## DOCUMENT PASSAGE
>> start
- Genre: Sitcom
- Starring: Felicity Kendal Nigel Le Vaillant Leslie Phillips Patrick McCollough Caroline Harker
- Country of origin: United Kingdom
- Original language: English
- No. of series: 1
- No. of episodes: 7

Production
- Running time: 30 minutes

Original release
- Network: BBC1
- Release: 13 March – 24 April 1994

= Honey for Tea =

British sitcom television series

Honey for Tea is a British sitcom that aired on BBC1 in 1994. Starring Felicity Kendal, it was written by Michael Aitkens. The series was poorly received at the time, receiving a particularly scathing review from Victor Lewis-Smith in the London Evening Standard. He later described Felicity Kendal's attempt at an American accent as "Britain's revenge" for Dick Van Dyke's cockney accent in Mary Poppins.

==Cast==
- Felicity Kendal – Nancy Belasco
- Nigel Le Vaillant – Prof. Simon Latimer
- Leslie Phillips – Sir Dickie Hobhouse
- Patrick McCollough – Jake Belasco
- Caroline Harker – The Hon. Lucy Courtney
- Alan David – Dr. Basil Quinn
- Tess Dignan – Jill McSweeney
- Crispin Bonham-Carter – Charlie Chadwick
- Helena Little – Prof. Debbie Newman
- Brenda Bruce – Mary Harris
- Bernard Lawrence – Lord St Clair
- April Walker – Lady St Clair

==Plot==
On the death of her husband Harry, a Los Angeles businessman, American Nancy Belasco and her son Jake are insolvent. Much of his money is invested in St Maud's College at Cambridge University, a university he loved. So Nancy, who was born in Cambridge as the child of a GI bride, and Jake decide to go and live in Cambridge. Using her late husband's clout, Nancy gets a job as an assistant bursar, persuading the master of the college, Sir Dickie Hobhouse, to admit Jake on a sports scholarship. This leads to clashes between Nancy and Professor Simon Latimer, who knows Jake doesn't have the academic prowess to warrant his place. Meanwhile, in a culture clash romance, Jake becomes involved with the aristocratic Hon. Lucy Courtney.
>> end
## PROBLEM DETAILS
Answer these questions about the Honey for Tea page:
(a) Which network aired the series?
(b) Who wrote the series?
(c) In which college is much of Harry's money invested?
The rows that come next are separate material and are not connected to the text above.

[Region boundary data]
>> start
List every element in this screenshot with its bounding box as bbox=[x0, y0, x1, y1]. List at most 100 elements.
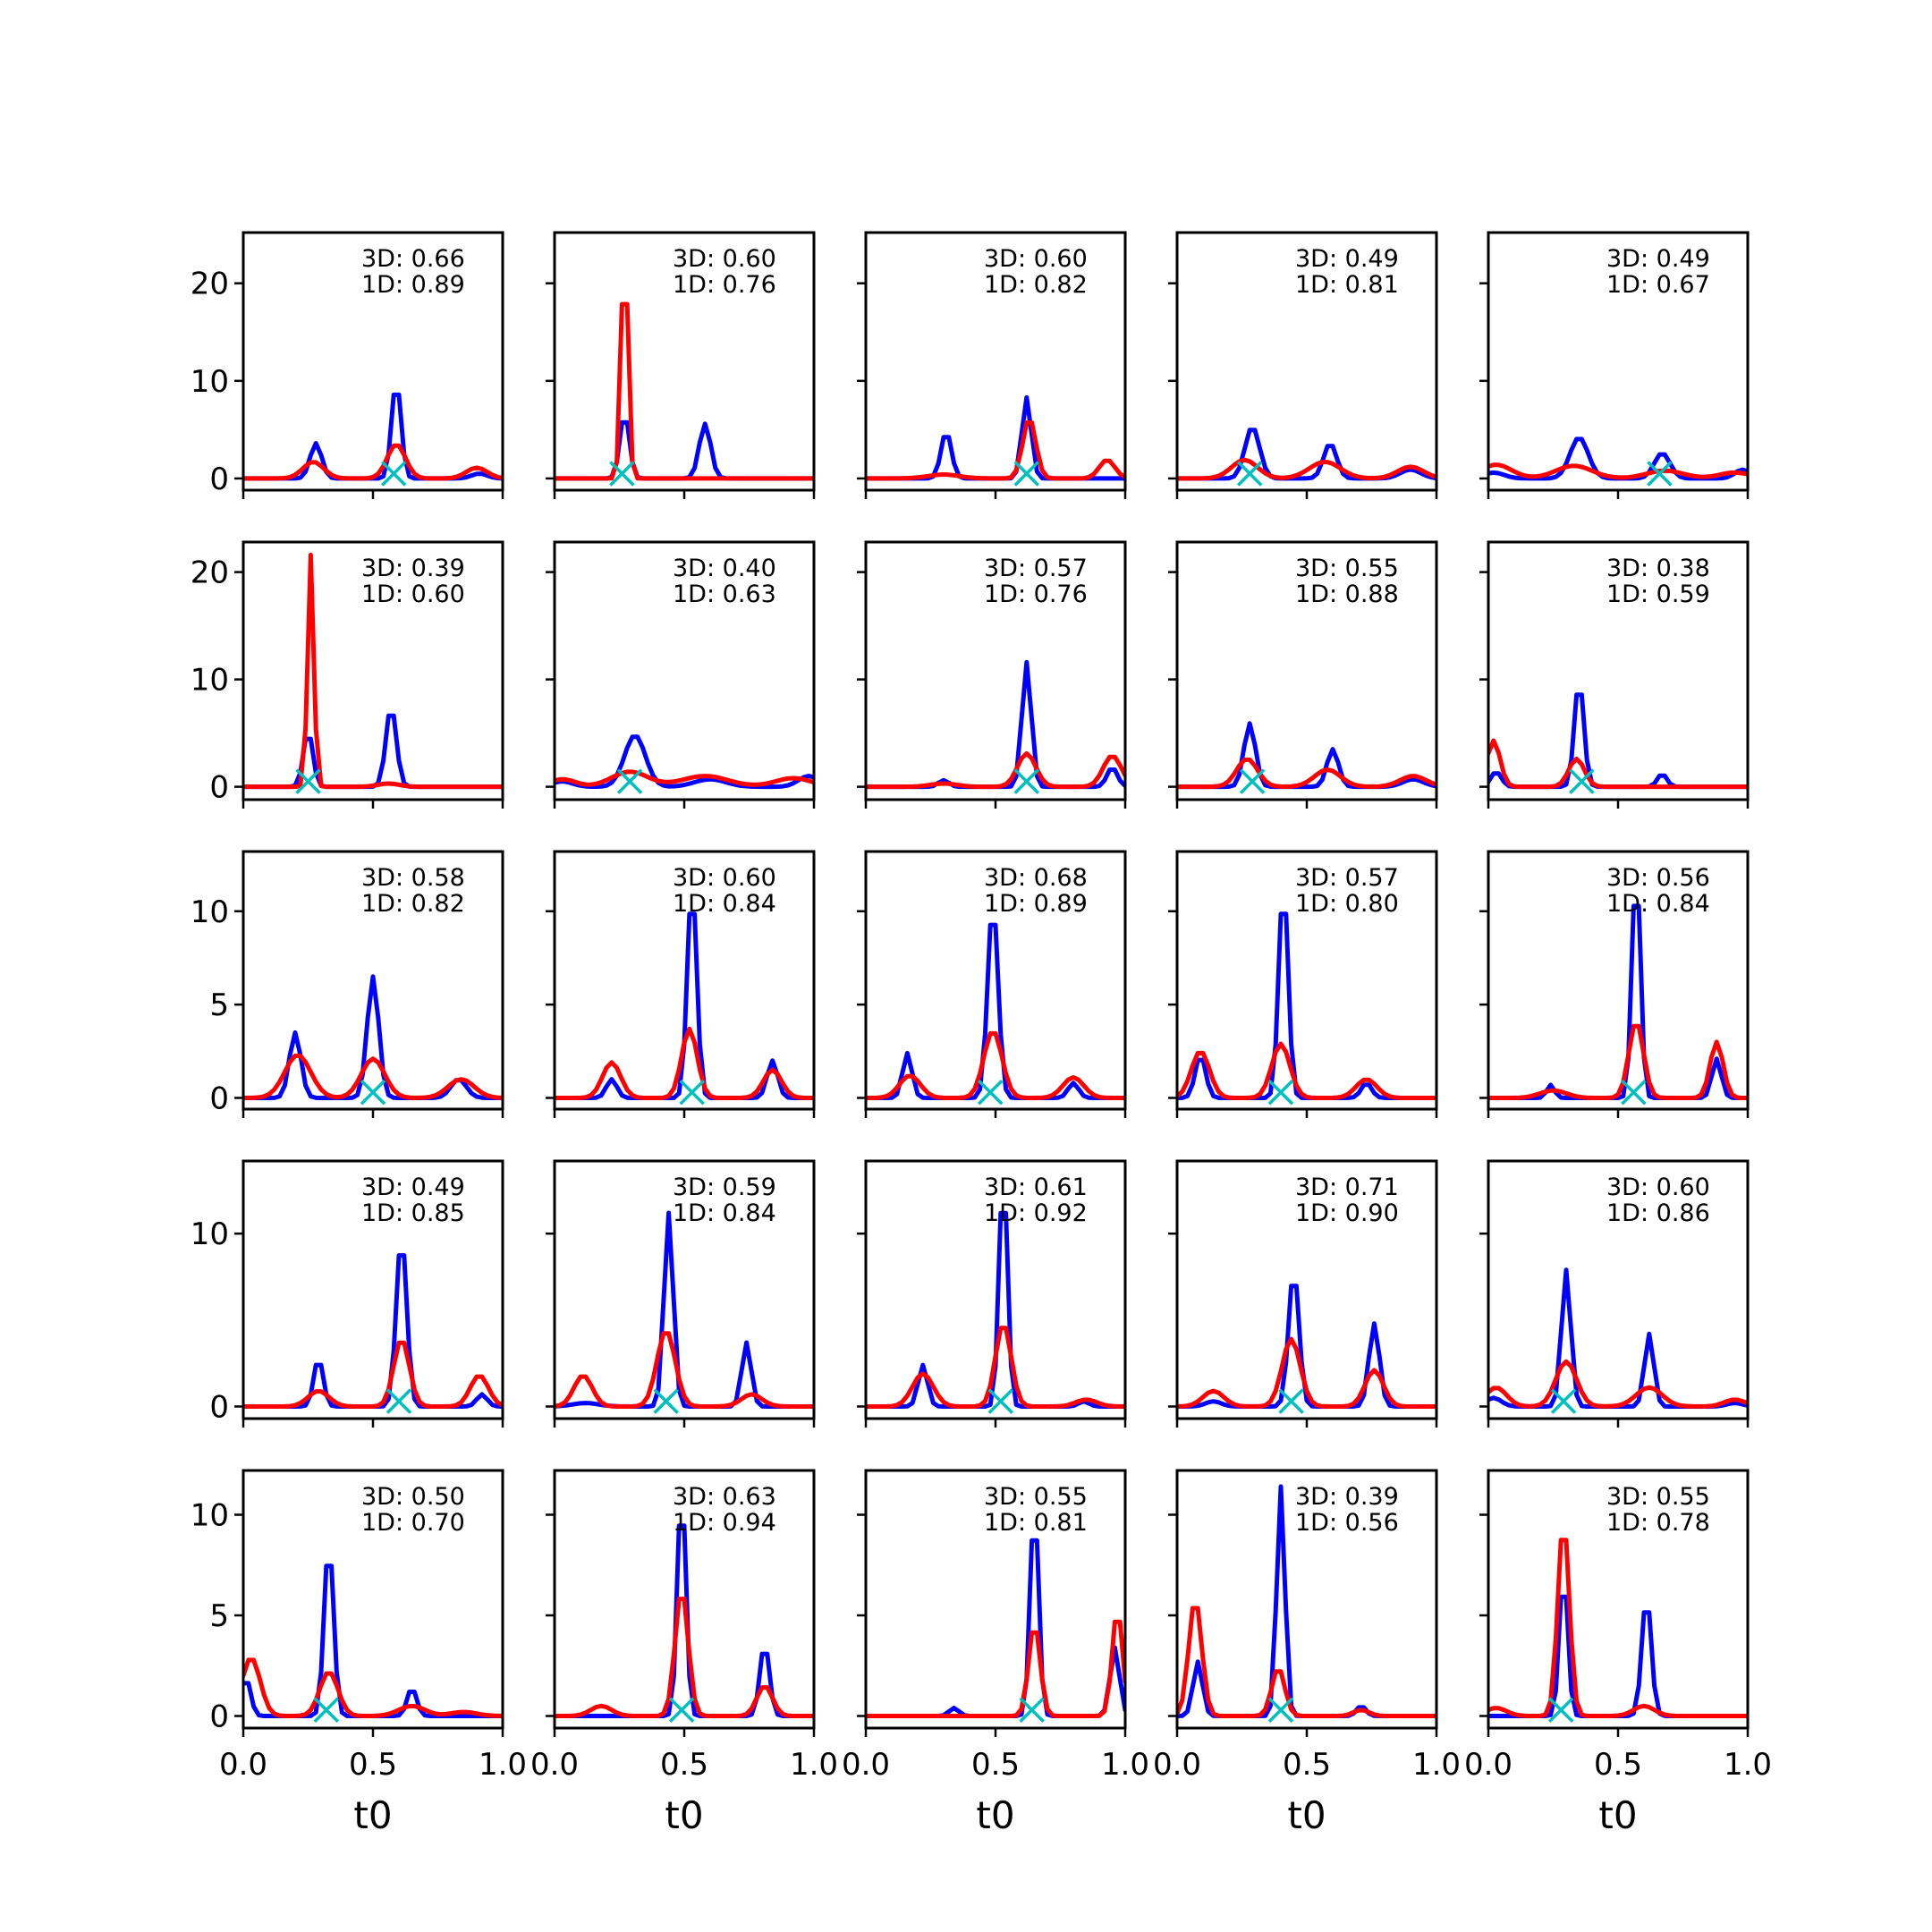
y-tick-label: 5 bbox=[209, 987, 229, 1023]
axes-frame bbox=[242, 540, 504, 801]
red-series-line bbox=[555, 301, 814, 481]
score-annotation: 3D: 0.66 bbox=[361, 245, 465, 273]
score-annotation: 3D: 0.60 bbox=[673, 864, 776, 892]
axes-frame bbox=[864, 1159, 1127, 1420]
y-tick-label: 10 bbox=[191, 1498, 229, 1534]
score-annotation: 1D: 0.78 bbox=[1606, 1509, 1710, 1537]
red-series-line bbox=[555, 1331, 814, 1409]
x-tick-label: 1.0 bbox=[1101, 1747, 1149, 1783]
x-tick-label: 0.5 bbox=[971, 1747, 1020, 1783]
score-annotation: 3D: 0.60 bbox=[673, 245, 776, 273]
axes-frame bbox=[1487, 1469, 1750, 1730]
x-marker bbox=[977, 1079, 1004, 1106]
score-annotation: 1D: 0.90 bbox=[1295, 1199, 1399, 1227]
x-marker bbox=[609, 461, 635, 487]
score-annotation: 1D: 0.76 bbox=[984, 580, 1088, 608]
axes-frame bbox=[242, 231, 504, 492]
series-group bbox=[1177, 721, 1436, 790]
x-tick-label: 0.5 bbox=[660, 1747, 708, 1783]
axes-frame bbox=[553, 1469, 816, 1730]
blue-series-line bbox=[1177, 1284, 1436, 1409]
score-annotation: 3D: 0.55 bbox=[1606, 1483, 1710, 1511]
score-annotation: 1D: 0.84 bbox=[673, 1199, 776, 1227]
x-marker bbox=[653, 1388, 679, 1414]
x-marker bbox=[295, 768, 321, 794]
x-marker bbox=[360, 1079, 386, 1106]
x-axis-label: t0 bbox=[976, 1793, 1014, 1837]
score-annotation: 3D: 0.60 bbox=[1606, 1174, 1710, 1201]
blue-series-line bbox=[555, 1523, 814, 1718]
x-marker bbox=[1236, 461, 1263, 487]
x-tick-label: 1.0 bbox=[790, 1747, 838, 1783]
series-group bbox=[555, 1210, 814, 1409]
score-annotation: 3D: 0.63 bbox=[673, 1483, 776, 1511]
axes-frame bbox=[864, 231, 1127, 492]
blue-series-line bbox=[866, 922, 1125, 1100]
y-tick-label: 10 bbox=[191, 894, 229, 930]
series-group bbox=[243, 552, 503, 790]
red-series-line bbox=[243, 1053, 503, 1100]
x-marker bbox=[380, 461, 407, 487]
red-series-line bbox=[866, 750, 1125, 790]
axes-frame bbox=[553, 540, 816, 801]
axes-frame bbox=[1175, 1469, 1438, 1730]
x-marker bbox=[313, 1697, 340, 1723]
y-tick-label: 10 bbox=[191, 663, 229, 699]
axes-frame bbox=[864, 850, 1127, 1111]
score-annotation: 3D: 0.57 bbox=[1295, 864, 1399, 892]
red-series-line bbox=[1488, 462, 1748, 480]
score-annotation: 3D: 0.39 bbox=[361, 555, 465, 582]
score-annotation: 1D: 0.82 bbox=[984, 271, 1088, 299]
x-tick-label: 0.5 bbox=[1594, 1747, 1642, 1783]
y-tick-label: 20 bbox=[191, 555, 229, 591]
axes-frame bbox=[1175, 540, 1438, 801]
x-marker bbox=[616, 768, 643, 794]
x-marker bbox=[668, 1697, 695, 1723]
score-annotation: 1D: 0.82 bbox=[361, 890, 465, 918]
series-group bbox=[1177, 1284, 1436, 1409]
y-tick-label: 10 bbox=[191, 364, 229, 400]
y-tick-label: 0 bbox=[209, 462, 229, 497]
axes-frame bbox=[553, 1159, 816, 1420]
x-marker bbox=[1013, 461, 1040, 487]
series-group bbox=[1488, 436, 1748, 481]
score-annotation: 3D: 0.38 bbox=[1606, 555, 1710, 582]
score-annotation: 1D: 0.76 bbox=[673, 271, 776, 299]
red-series-line bbox=[1177, 1336, 1436, 1409]
series-group bbox=[555, 1523, 814, 1718]
x-axis-label: t0 bbox=[353, 1793, 392, 1837]
score-annotation: 1D: 0.56 bbox=[1295, 1509, 1399, 1537]
y-tick-label: 0 bbox=[209, 770, 229, 806]
x-axis-label: t0 bbox=[665, 1793, 703, 1837]
score-annotation: 3D: 0.71 bbox=[1295, 1174, 1399, 1201]
score-annotation: 1D: 0.63 bbox=[673, 580, 776, 608]
red-series-line bbox=[866, 420, 1125, 481]
y-tick-label: 0 bbox=[209, 1389, 229, 1425]
x-tick-label: 0.5 bbox=[349, 1747, 397, 1783]
x-marker bbox=[1267, 1697, 1294, 1723]
x-marker bbox=[1647, 461, 1673, 487]
score-annotation: 1D: 0.84 bbox=[1606, 890, 1710, 918]
score-annotation: 3D: 0.49 bbox=[1295, 245, 1399, 273]
axes-frame bbox=[553, 850, 816, 1111]
score-annotation: 3D: 0.39 bbox=[1295, 1483, 1399, 1511]
red-series-line bbox=[243, 1340, 503, 1409]
x-tick-label: 0.0 bbox=[1153, 1747, 1201, 1783]
axes-frame bbox=[1175, 231, 1438, 492]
>> end
## FINISHED EXERCISE
(a) BBC1
(b) Michael Aitkens
(c) St Maud's College at Cambridge University